PROMPT:
In the data below, locate each line with the word "arrow" and list it.

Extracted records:
──────
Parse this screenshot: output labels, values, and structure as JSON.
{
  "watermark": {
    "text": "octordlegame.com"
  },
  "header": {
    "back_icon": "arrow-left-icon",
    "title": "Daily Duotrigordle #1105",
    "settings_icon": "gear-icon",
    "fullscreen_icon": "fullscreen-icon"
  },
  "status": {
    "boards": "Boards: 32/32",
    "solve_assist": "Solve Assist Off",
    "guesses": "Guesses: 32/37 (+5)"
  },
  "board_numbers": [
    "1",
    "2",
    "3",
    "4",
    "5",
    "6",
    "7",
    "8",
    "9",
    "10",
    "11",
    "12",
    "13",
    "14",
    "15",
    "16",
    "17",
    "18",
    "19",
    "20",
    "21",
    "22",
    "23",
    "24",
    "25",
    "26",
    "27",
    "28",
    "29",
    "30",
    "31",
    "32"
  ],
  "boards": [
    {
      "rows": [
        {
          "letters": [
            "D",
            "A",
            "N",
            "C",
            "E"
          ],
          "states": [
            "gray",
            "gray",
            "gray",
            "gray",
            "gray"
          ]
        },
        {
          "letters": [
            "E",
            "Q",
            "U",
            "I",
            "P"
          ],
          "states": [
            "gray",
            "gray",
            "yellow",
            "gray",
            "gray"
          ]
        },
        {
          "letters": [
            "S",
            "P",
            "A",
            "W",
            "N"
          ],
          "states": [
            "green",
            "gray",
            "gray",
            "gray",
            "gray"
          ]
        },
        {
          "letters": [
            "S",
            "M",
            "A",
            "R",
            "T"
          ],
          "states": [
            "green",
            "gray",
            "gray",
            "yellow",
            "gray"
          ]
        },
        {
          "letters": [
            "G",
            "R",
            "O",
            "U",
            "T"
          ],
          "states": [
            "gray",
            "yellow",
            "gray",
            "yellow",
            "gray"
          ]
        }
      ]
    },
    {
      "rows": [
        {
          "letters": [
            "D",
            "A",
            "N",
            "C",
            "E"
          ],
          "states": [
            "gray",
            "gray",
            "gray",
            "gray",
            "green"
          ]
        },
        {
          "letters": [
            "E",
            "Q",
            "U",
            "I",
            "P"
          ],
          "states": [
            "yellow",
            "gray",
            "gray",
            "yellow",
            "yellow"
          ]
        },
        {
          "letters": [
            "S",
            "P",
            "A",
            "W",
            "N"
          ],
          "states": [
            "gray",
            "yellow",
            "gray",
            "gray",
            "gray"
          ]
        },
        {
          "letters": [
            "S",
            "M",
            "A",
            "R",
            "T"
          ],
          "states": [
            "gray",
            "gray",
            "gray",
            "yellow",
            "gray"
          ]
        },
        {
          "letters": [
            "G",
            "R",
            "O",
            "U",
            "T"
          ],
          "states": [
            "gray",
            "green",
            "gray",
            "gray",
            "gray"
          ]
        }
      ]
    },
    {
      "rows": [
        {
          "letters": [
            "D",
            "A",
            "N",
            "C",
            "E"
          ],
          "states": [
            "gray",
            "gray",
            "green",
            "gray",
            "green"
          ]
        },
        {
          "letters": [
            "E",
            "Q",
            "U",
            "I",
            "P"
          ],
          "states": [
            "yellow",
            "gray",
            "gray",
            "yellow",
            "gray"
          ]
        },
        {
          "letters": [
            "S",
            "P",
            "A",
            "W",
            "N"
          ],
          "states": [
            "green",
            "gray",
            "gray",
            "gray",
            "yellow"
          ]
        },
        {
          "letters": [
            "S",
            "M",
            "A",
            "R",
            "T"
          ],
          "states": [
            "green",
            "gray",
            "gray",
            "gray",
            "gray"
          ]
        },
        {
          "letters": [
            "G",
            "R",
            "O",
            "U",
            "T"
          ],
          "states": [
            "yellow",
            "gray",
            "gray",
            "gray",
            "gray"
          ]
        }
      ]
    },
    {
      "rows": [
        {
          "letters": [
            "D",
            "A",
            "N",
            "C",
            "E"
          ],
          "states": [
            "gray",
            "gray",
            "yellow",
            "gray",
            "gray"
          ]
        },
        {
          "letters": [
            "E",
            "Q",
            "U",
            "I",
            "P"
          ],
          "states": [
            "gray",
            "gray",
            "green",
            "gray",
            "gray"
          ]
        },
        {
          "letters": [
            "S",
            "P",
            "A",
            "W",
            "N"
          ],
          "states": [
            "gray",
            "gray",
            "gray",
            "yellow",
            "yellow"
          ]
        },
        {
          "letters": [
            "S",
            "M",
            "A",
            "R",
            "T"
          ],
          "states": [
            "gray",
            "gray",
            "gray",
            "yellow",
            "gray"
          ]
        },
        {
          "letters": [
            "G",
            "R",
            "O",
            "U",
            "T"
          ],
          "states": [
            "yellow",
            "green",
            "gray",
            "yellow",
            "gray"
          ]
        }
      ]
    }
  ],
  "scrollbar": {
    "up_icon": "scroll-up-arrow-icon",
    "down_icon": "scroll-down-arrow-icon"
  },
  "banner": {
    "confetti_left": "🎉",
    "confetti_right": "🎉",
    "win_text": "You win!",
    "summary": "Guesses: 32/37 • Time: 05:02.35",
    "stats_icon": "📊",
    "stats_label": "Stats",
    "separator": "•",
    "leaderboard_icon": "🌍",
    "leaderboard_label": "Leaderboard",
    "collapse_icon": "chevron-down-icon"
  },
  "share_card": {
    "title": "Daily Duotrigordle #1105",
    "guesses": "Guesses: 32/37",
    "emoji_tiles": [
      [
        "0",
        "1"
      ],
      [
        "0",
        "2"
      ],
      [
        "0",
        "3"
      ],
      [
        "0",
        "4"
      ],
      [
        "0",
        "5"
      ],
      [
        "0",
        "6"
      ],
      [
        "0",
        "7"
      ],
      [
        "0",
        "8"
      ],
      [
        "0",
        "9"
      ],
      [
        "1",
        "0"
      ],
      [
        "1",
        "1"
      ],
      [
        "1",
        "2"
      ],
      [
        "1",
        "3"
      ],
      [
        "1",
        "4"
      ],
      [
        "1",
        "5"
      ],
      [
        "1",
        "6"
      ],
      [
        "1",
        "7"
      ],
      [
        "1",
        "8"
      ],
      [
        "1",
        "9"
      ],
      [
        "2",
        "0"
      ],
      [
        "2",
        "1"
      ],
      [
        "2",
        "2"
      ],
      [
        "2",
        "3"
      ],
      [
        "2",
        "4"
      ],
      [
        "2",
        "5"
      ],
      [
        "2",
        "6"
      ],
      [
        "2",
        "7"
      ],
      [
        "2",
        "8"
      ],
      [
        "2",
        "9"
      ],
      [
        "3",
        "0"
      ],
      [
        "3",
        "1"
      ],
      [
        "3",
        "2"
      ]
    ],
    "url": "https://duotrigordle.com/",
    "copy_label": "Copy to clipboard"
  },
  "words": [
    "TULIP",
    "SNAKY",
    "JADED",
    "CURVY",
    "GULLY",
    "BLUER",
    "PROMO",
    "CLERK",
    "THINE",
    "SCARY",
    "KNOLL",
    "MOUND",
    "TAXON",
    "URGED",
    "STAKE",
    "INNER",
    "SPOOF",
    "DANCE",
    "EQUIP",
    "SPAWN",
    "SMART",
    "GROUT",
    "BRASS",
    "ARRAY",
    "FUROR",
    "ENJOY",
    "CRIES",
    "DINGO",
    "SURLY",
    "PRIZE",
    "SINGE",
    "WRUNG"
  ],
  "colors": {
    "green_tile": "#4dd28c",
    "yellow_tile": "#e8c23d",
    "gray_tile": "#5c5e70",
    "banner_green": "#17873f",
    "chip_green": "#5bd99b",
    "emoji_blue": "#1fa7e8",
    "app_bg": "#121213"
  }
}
──────
TASK OUTPUT:
    "back_icon": "arrow-left-icon",
    "up_icon": "scroll-up-arrow-icon",
    "down_icon": "scroll-down-arrow-icon"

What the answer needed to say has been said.